* Begin The records *

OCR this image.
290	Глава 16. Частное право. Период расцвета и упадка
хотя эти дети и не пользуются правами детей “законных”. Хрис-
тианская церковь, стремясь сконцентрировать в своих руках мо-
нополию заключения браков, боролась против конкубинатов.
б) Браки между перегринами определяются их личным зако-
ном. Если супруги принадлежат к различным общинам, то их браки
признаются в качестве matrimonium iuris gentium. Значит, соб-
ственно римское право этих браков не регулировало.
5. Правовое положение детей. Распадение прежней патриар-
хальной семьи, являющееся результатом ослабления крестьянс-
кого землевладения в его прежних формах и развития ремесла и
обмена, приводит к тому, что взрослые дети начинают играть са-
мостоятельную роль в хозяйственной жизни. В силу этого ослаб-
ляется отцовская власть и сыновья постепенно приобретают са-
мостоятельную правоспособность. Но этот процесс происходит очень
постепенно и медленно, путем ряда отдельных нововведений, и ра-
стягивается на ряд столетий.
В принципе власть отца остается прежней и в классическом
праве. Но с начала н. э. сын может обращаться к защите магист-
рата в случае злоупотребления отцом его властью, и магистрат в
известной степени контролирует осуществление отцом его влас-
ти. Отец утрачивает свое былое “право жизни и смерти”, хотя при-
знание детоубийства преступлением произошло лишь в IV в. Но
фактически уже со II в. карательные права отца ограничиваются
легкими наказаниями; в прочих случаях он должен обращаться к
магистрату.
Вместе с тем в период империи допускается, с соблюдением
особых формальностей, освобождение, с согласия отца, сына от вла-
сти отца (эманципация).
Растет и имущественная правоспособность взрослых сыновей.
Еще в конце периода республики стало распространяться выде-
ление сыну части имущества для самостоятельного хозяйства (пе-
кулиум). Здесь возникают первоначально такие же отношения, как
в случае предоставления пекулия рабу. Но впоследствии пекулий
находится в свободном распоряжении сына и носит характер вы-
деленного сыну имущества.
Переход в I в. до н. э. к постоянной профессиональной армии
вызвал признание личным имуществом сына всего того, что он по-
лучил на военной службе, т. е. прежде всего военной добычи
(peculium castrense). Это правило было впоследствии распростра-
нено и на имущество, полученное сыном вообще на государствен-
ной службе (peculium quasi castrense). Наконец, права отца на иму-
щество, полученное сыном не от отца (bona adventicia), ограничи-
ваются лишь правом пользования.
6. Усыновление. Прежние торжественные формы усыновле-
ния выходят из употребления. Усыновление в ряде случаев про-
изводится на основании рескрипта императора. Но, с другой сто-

* End The records *

Give back the whole listing, word for word.

OCR this image.
290	Глава 16. Частное право. Период расцвета и упадка
хотя эти дети и не пользуются правами детей “законных”. Хрис-
тианская церковь, стремясь сконцентрировать в своих руках мо-
нополию заключения браков, боролась против конкубинатов.
б) Браки между перегринами определяются их личным зако-
ном. Если супруги принадлежат к различным общинам, то их браки
признаются в качестве matrimonium iuris gentium. Значит, соб-
ственно римское право этих браков не регулировало.
5. Правовое положение детей. Распадение прежней патриар-
хальной семьи, являющееся результатом ослабления крестьянс-
кого землевладения в его прежних формах и развития ремесла и
обмена, приводит к тому, что взрослые дети начинают играть са-
мостоятельную роль в хозяйственной жизни. В силу этого ослаб-
ляется отцовская власть и сыновья постепенно приобретают са-
мостоятельную правоспособность. Но этот процесс происходит очень
постепенно и медленно, путем ряда отдельных нововведений, и ра-
стягивается на ряд столетий.
В принципе власть отца остается прежней и в классическом
праве. Но с начала н. э. сын может обращаться к защите магист-
рата в случае злоупотребления отцом его властью, и магистрат в
известной степени контролирует осуществление отцом его влас-
ти. Отец утрачивает свое былое “право жизни и смерти”, хотя при-
знание детоубийства преступлением произошло лишь в IV в. Но
фактически уже со II в. карательные права отца ограничиваются
легкими наказаниями; в прочих случаях он должен обращаться к
магистрату.
Вместе с тем в период империи допускается, с соблюдением
особых формальностей, освобождение, с согласия отца, сына от вла-
сти отца (эманципация).
Растет и имущественная правоспособность взрослых сыновей.
Еще в конце периода республики стало распространяться выде-
ление сыну части имущества для самостоятельного хозяйства (пе-
кулиум). Здесь возникают первоначально такие же отношения, как
в случае предоставления пекулия рабу. Но впоследствии пекулий
находится в свободном распоряжении сына и носит характер вы-
деленного сыну имущества.
Переход в I в. до н. э. к постоянной профессиональной армии
вызвал признание личным имуществом сына всего того, что он по-
лучил на военной службе, т. е. прежде всего военной добычи
(peculium castrense). Это правило было впоследствии распростра-
нено и на имущество, полученное сыном вообще на государствен-
ной службе (peculium quasi castrense). Наконец, права отца на иму-
щество, полученное сыном не от отца (bona adventicia), ограничи-
ваются лишь правом пользования.
6. Усыновление. Прежние торжественные формы усыновле-
ния выходят из употребления. Усыновление в ряде случаев про-
изводится на основании рескрипта императора. Но, с другой сто-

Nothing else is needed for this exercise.